REQUIRED TASK: Report the count of lines that carry the string "JSON", and add nothing.

RECORDS FOR THIS TASK:
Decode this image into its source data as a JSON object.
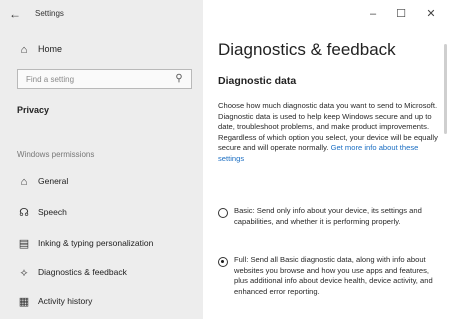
{
  "window": {
    "title": "Settings",
    "back_icon": "←",
    "controls": {
      "minimize": "–",
      "maximize": "☐",
      "close": "✕"
    }
  },
  "sidebar": {
    "home": {
      "label": "Home",
      "icon": "⌂"
    },
    "search": {
      "placeholder": "Find a setting",
      "icon": "⚲"
    },
    "section_privacy": "Privacy",
    "section_windows_permissions": "Windows permissions",
    "items": [
      {
        "label": "General",
        "icon": "⌂"
      },
      {
        "label": "Speech",
        "icon": "☊"
      },
      {
        "label": "Inking & typing personalization",
        "icon": "▤"
      },
      {
        "label": "Diagnostics & feedback",
        "icon": "⟡"
      },
      {
        "label": "Activity history",
        "icon": "▦"
      }
    ]
  },
  "main": {
    "title": "Diagnostics & feedback",
    "subheading": "Diagnostic data",
    "description": "Choose how much diagnostic data you want to send to Microsoft. Diagnostic data is used to help keep Windows secure and up to date, troubleshoot problems, and make product improvements. Regardless of which option you select, your device will be equally secure and will operate normally.",
    "link": "Get more info about these settings",
    "options": [
      {
        "label": "Basic: Send only info about your device, its settings and capabilities, and whether it is performing properly.",
        "selected": false
      },
      {
        "label": "Full: Send all Basic diagnostic data, along with info about websites you browse and how you use apps and features, plus additional info about device health, device activity, and enhanced error reporting.",
        "selected": true
      }
    ]
  }
}
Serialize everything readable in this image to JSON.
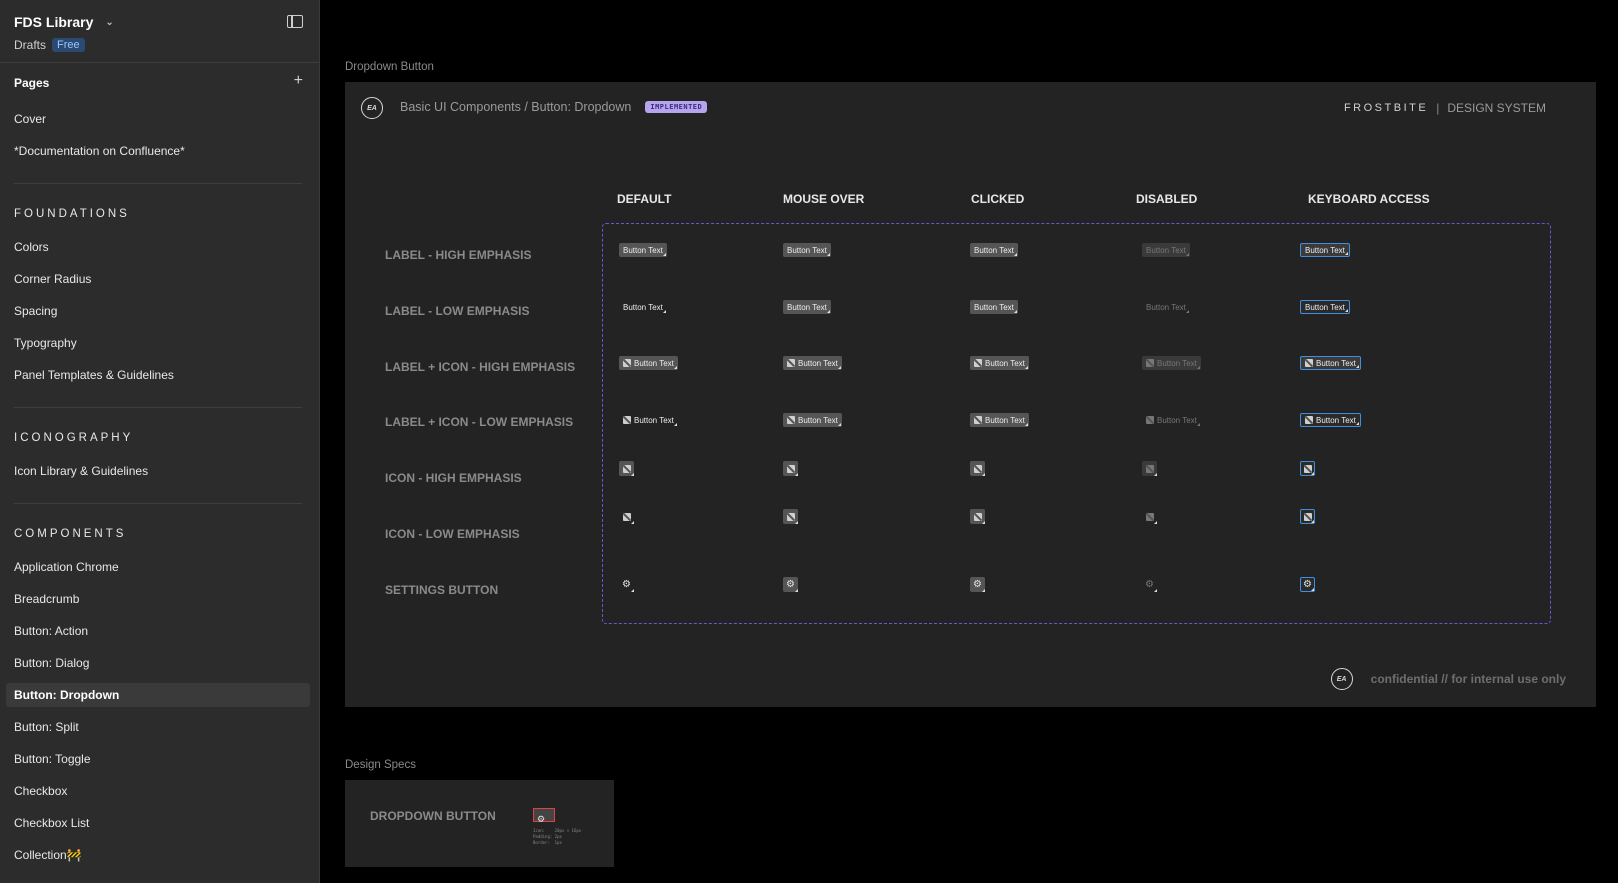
{
  "sidebar": {
    "app_title": "FDS Library",
    "drafts": "Drafts",
    "plan_badge": "Free",
    "pages_label": "Pages",
    "top_pages": [
      "Cover",
      "*Documentation on Confluence*"
    ],
    "foundations_label": "FOUNDATIONS",
    "foundations": [
      "Colors",
      "Corner Radius",
      "Spacing",
      "Typography",
      "Panel Templates & Guidelines"
    ],
    "iconography_label": "ICONOGRAPHY",
    "iconography": [
      "Icon Library & Guidelines"
    ],
    "components_label": "COMPONENTS",
    "components": [
      "Application Chrome",
      "Breadcrumb",
      "Button: Action",
      "Button: Dialog",
      "Button: Dropdown",
      "Button: Split",
      "Button: Toggle",
      "Checkbox",
      "Checkbox List",
      "Collection🚧"
    ],
    "active_page": "Button: Dropdown"
  },
  "canvas": {
    "frame_label": "Dropdown Button",
    "ea_logo_text": "EA",
    "frame_title": "Basic UI Components / Button: Dropdown",
    "status_badge": "IMPLEMENTED",
    "brand_primary": "FROSTBITE",
    "brand_separator": "|",
    "brand_secondary": "DESIGN SYSTEM",
    "columns": [
      "DEFAULT",
      "MOUSE OVER",
      "CLICKED",
      "DISABLED",
      "KEYBOARD ACCESS"
    ],
    "rows": [
      "LABEL - HIGH EMPHASIS",
      "LABEL - LOW EMPHASIS",
      "LABEL + ICON - HIGH EMPHASIS",
      "LABEL + ICON - LOW EMPHASIS",
      "ICON - HIGH EMPHASIS",
      "ICON - LOW EMPHASIS",
      "SETTINGS BUTTON"
    ],
    "button_text": "Button Text",
    "confidential": "confidential // for internal use only",
    "specs_label": "Design Specs",
    "specs_title": "DROPDOWN BUTTON",
    "spec_lines": "Icon:    20px × 16px\nPadding: 2px\nBorder:  1px"
  },
  "colors": {
    "accent_focus": "#3e8fe0",
    "dashed_border": "#6a55d6",
    "implemented_badge": "#b7a4ee"
  }
}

ANSWER IN FULL: 2